- Exercise prompt: Copy each line of the entries that contains the word "text".

Dataset listings of figures:
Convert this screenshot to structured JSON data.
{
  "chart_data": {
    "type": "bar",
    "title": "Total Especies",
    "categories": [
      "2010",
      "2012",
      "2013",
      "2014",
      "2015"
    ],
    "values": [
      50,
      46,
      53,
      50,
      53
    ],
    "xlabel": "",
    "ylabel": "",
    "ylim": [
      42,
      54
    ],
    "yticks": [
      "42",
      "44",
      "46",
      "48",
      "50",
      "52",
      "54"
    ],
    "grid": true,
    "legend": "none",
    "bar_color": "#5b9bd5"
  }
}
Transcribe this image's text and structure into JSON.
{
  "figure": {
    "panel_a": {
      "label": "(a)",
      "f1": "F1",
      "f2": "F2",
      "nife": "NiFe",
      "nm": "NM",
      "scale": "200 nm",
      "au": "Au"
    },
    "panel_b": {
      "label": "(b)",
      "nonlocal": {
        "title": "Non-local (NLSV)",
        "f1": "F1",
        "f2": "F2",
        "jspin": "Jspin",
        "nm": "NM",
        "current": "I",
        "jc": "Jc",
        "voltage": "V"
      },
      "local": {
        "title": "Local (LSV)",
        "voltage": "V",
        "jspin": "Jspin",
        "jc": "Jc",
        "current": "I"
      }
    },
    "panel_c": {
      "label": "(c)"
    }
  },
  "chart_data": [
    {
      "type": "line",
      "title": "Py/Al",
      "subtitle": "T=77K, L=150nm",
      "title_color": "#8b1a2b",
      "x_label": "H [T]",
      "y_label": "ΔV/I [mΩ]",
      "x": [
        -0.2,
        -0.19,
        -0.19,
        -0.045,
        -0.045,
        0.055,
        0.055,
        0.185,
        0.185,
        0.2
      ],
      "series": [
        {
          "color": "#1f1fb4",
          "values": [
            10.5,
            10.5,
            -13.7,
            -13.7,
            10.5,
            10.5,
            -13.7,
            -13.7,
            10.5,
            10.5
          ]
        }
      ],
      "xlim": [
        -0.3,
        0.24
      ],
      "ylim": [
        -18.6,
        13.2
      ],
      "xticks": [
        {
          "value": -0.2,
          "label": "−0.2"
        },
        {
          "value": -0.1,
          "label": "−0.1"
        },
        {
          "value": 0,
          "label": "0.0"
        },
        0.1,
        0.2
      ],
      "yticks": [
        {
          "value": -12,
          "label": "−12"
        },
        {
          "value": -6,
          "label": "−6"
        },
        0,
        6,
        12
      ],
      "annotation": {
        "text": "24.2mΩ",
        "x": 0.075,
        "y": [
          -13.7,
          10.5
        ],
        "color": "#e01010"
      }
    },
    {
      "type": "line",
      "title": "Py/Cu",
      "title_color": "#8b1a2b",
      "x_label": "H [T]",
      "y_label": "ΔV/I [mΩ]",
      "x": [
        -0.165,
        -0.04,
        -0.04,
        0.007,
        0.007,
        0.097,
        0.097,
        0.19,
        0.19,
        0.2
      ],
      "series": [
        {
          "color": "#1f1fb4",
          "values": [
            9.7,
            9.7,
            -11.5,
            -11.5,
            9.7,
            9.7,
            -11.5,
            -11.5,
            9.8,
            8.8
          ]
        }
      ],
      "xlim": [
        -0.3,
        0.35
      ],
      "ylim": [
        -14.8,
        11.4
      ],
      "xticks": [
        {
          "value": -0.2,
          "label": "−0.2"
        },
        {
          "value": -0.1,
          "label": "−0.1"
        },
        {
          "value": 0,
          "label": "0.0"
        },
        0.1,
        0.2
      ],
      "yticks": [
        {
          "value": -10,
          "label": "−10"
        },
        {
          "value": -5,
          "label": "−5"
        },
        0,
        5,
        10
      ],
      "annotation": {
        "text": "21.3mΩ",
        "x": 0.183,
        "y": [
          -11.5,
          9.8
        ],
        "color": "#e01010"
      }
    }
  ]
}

- Exercise answer:
Transcribe this image's text and structure into JSON.
        "text": "24.2mΩ",
        "text": "21.3mΩ",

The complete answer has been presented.